*Ketentuan Tugas:*
[1] Berdasarkan kutipan tentang rasa sirik, jelaskan dalam satu sampai tiga kalimat mengapa penulis memutuskan untuk mensyukuri dan menjalani hidupnya sebaik mungkin.
[2] Lanjutkan kutipan tentang rasa sirik mulai dari sesudah kalimat terakhirnya.

*Kutipan Bacaan:*
Pada akhirnya saya berhasil menyadari bahwa rasa sirik luar biasa yang saya miliki hanya bisa membuat saya membenci keadaan saya sendiri. Selama ini saya percaya pada konsep karma dan reinkarnasi, tapi nggak benar-benar mengaplikasikannya pada kehidupan saya sendiri. Dengan benar-benar memahami dan mendalami konsep karma dan reinkarnasi, saya bisa berdamai dengan keadaan saya sendiri dan berdamai dengan rasa sirik yang ada di dalam diri saya. Mungkin kehidupan yang saya miliki sekarang adalah buah dari perbuatan saya di kehidupan sebelumnya. Inilah saatnya saya untuk mensyukuri dan menjalani hidup saya dengan sebaik mungkin supaya di kehidupan berikutnya saya nggak perlu menderita, terutama secara batiniah.
Saya bersyukur, meski saya belum bisa berlibur ke Eropa bersama keluarga saat ini, seenggaknya pada awal Januari 2020 kemarin, saya bisa berlibur bersama keluarga lengkap untuk pertama kalinya setelah bertahun-tahun. Papa saya sekarang sudah nggak sakit lagi dan bisa tenang di atas sana. Kami sekeluarga sehat dan Papa saya nggak usah mengkhawatirkan saya karena saya memiliki suami yang bisa menjaga dan menyayangi saya sepenuhnya. Senggaknya, kami masih punya 1 rumah dan 1 mobil untuk menjalani hari-hari. Kami bebas dari utang biaya pengobatan Papa dulu.
Saya juga bisa menyadari bahwa teman-teman dekat saya yang sangat beruntung memperoleh semua itu nggak secara cuma-cuma begitu saja. Itu semua adalah hasil kerja keras mereka di kehidupan sebelumnya–karma mereka. Memiliki materi yang banyak juga nggak berarti mereka semua bebas dari masalah. Mereka punya masalahnya masing-masing.
Pada akhirnya, saya bisa berdamai dengan rasa sirik dan menyimpulkan bahwa sirik sebenarnya adalah tanda ketidakmampuan diri dalam menerima dan mensyukuri keadaan dan hidup secara penuh. Lagi-lagi, saya setuju dan nggak setuju adalah tanda nggak mampu, karena semua itu tergantung dari kacamata mana kita melihatnya.

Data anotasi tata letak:

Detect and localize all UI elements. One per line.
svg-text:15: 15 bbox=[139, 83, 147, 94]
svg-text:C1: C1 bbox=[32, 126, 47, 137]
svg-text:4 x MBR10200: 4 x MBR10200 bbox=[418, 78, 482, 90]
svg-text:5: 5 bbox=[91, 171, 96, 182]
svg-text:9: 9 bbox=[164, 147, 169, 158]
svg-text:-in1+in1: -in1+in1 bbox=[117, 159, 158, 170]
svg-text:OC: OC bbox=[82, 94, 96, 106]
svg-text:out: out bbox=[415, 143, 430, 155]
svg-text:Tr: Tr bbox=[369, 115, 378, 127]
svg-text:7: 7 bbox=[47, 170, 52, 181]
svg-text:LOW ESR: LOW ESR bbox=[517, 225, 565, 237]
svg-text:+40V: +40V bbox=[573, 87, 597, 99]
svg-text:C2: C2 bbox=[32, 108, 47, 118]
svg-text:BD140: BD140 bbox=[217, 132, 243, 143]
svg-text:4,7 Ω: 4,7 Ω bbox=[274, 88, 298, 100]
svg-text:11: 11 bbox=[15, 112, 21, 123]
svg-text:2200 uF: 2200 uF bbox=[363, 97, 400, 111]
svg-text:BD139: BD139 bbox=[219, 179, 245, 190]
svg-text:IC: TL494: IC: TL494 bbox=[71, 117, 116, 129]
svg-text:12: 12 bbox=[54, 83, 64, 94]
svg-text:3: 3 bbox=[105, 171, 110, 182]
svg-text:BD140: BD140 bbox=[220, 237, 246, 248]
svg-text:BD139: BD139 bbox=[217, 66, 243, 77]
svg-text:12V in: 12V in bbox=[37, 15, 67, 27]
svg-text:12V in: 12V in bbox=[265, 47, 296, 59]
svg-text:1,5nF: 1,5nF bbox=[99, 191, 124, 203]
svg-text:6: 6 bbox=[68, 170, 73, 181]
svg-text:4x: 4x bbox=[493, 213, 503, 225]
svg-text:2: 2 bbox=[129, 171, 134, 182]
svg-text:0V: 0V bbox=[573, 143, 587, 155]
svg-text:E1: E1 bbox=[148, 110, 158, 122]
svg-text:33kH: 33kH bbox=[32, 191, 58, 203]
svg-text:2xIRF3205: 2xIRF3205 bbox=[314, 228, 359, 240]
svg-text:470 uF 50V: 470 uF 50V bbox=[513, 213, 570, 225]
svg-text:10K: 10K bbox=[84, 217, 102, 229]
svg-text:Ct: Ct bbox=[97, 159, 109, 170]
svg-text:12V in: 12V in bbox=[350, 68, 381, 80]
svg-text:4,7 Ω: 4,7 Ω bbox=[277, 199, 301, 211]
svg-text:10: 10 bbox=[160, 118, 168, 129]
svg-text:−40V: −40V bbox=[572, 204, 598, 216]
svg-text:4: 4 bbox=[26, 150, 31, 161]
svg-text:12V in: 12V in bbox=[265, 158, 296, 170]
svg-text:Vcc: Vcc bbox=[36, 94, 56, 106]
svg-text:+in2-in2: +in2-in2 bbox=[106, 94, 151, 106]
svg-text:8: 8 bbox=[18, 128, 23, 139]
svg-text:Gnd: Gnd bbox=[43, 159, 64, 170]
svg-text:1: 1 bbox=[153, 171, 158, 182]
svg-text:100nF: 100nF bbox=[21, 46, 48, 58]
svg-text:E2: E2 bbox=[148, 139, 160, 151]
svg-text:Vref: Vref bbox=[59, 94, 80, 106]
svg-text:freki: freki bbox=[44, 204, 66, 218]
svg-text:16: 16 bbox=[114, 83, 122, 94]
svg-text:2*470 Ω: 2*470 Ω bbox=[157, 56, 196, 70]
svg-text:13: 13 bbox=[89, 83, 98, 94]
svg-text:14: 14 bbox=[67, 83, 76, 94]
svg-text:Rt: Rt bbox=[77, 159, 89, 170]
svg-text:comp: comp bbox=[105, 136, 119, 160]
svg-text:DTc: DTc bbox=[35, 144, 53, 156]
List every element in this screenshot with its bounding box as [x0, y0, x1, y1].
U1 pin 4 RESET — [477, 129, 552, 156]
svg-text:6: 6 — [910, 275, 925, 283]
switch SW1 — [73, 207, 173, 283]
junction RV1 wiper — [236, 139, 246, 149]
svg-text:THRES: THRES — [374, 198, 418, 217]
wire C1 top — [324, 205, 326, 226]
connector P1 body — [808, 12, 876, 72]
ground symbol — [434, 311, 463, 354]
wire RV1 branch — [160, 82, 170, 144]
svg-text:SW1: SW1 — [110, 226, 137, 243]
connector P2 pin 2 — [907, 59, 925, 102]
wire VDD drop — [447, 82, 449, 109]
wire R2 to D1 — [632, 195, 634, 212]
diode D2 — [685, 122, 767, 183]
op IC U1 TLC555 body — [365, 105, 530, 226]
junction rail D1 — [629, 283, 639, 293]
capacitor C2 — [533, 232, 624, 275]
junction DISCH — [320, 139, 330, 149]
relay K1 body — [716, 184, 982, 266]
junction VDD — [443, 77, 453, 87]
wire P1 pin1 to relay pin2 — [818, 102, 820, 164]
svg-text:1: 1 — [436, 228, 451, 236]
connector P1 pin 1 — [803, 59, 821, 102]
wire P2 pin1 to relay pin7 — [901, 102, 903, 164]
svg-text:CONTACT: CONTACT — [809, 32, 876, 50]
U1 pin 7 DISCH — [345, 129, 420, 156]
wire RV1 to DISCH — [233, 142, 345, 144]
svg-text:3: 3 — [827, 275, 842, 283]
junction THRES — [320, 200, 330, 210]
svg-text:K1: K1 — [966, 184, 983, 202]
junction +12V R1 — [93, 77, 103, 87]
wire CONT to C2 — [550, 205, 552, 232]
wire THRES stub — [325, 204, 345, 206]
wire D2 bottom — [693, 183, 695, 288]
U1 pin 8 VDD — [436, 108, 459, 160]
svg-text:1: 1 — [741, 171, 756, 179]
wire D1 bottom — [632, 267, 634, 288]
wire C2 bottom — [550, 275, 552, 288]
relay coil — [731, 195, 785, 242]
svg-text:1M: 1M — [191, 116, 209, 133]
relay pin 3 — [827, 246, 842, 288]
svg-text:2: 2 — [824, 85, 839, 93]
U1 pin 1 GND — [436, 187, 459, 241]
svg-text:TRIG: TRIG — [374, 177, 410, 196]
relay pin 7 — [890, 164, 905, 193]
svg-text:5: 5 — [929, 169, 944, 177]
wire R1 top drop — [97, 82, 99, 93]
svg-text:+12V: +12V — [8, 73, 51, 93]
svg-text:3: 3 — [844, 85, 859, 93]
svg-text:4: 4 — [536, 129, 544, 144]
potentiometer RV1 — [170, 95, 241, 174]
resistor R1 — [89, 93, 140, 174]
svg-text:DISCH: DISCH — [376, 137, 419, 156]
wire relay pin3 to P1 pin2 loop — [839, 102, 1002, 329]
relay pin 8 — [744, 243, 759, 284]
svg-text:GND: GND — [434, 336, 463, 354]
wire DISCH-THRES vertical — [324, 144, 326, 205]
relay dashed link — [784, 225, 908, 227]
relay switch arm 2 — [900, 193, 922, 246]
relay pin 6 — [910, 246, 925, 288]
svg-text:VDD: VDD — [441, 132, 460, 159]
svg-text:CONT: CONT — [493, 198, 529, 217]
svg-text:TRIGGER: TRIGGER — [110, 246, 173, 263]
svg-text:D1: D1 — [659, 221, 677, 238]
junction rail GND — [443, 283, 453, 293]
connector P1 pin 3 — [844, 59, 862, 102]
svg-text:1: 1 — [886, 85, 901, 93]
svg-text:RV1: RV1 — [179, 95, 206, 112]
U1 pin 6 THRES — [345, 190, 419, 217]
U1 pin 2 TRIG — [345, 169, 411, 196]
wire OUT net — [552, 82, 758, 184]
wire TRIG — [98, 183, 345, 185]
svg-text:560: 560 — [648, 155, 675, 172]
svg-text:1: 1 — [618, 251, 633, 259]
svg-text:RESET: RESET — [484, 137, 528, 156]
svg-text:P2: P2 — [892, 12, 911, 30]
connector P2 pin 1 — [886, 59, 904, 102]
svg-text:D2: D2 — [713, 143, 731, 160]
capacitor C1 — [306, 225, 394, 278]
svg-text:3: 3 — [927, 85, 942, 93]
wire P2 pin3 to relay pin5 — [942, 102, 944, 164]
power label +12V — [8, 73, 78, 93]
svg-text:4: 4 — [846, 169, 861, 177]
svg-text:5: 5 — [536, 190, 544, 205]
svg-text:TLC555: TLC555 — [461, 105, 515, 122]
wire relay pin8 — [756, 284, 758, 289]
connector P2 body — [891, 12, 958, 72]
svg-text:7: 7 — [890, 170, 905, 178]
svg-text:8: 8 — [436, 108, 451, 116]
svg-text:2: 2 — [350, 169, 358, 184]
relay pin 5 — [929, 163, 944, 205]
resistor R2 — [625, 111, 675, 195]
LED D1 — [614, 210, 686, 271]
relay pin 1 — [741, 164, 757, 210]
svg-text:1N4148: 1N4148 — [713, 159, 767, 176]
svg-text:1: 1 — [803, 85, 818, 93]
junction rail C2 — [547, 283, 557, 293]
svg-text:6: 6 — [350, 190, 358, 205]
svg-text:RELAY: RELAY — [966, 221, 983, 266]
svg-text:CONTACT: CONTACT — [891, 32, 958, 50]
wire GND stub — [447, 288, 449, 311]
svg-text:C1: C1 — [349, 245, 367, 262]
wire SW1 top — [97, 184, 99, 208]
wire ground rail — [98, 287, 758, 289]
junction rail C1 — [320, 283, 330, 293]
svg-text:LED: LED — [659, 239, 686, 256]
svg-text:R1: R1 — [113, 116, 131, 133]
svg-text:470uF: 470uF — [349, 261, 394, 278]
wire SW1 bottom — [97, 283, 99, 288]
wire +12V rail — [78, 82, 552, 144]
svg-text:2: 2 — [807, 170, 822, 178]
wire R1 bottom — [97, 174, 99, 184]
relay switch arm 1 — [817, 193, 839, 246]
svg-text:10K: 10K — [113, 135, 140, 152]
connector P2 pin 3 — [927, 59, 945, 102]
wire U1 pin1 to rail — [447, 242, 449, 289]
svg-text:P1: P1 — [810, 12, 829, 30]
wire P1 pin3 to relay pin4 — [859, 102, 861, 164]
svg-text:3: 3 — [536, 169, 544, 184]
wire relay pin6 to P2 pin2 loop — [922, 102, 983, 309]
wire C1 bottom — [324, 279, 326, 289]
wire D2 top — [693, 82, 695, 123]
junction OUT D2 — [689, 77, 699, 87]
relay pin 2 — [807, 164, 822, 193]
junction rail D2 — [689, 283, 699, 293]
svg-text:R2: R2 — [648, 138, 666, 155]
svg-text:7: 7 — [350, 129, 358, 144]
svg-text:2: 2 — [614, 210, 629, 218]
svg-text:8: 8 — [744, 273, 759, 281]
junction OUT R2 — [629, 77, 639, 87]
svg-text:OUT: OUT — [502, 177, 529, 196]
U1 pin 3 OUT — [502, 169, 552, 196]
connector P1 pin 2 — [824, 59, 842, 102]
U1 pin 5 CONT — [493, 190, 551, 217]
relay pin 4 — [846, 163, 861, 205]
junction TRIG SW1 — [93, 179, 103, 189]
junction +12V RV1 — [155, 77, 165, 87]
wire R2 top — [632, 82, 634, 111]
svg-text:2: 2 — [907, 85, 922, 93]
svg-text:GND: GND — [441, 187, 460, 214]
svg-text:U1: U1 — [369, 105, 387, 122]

*Daftar Jawaban:*
[1] Penulis memandang kehidupannya sekarang mungkin sebagai buah dari perbuatannya di kehidupan sebelumnya. Karena itu, penulis ingin mensyukuri dan menjalani hidup sebaik mungkin supaya di kehidupan berikutnya tidak perlu menderita, terutama secara batiniah.

[2]
Semoga kita semua selalu bahagia dan bebas dari rasa sirik. Terima kasih sudah mampir dan membaca! 🙂
kuncinya itu selalu bersyukur
Setuju, Kak. Semoga kita nggak lupa bersyukur kapanpun itu. 🙂
menghilangkan iri atau sirik berarti harus dengan benar2 memahami makna bersyukur yaa
Betul banget.. Kita harus belajar memaknai hidup dan diri kita sendiri. Semua udah diberikan sesuai dengan porsinya oleh Yang Di Atas. 🙂
Harus sabar Mbak memang nasip setiap orang berbeda, klo kita semakin sirik malah semakin sakit sendiri diri ini.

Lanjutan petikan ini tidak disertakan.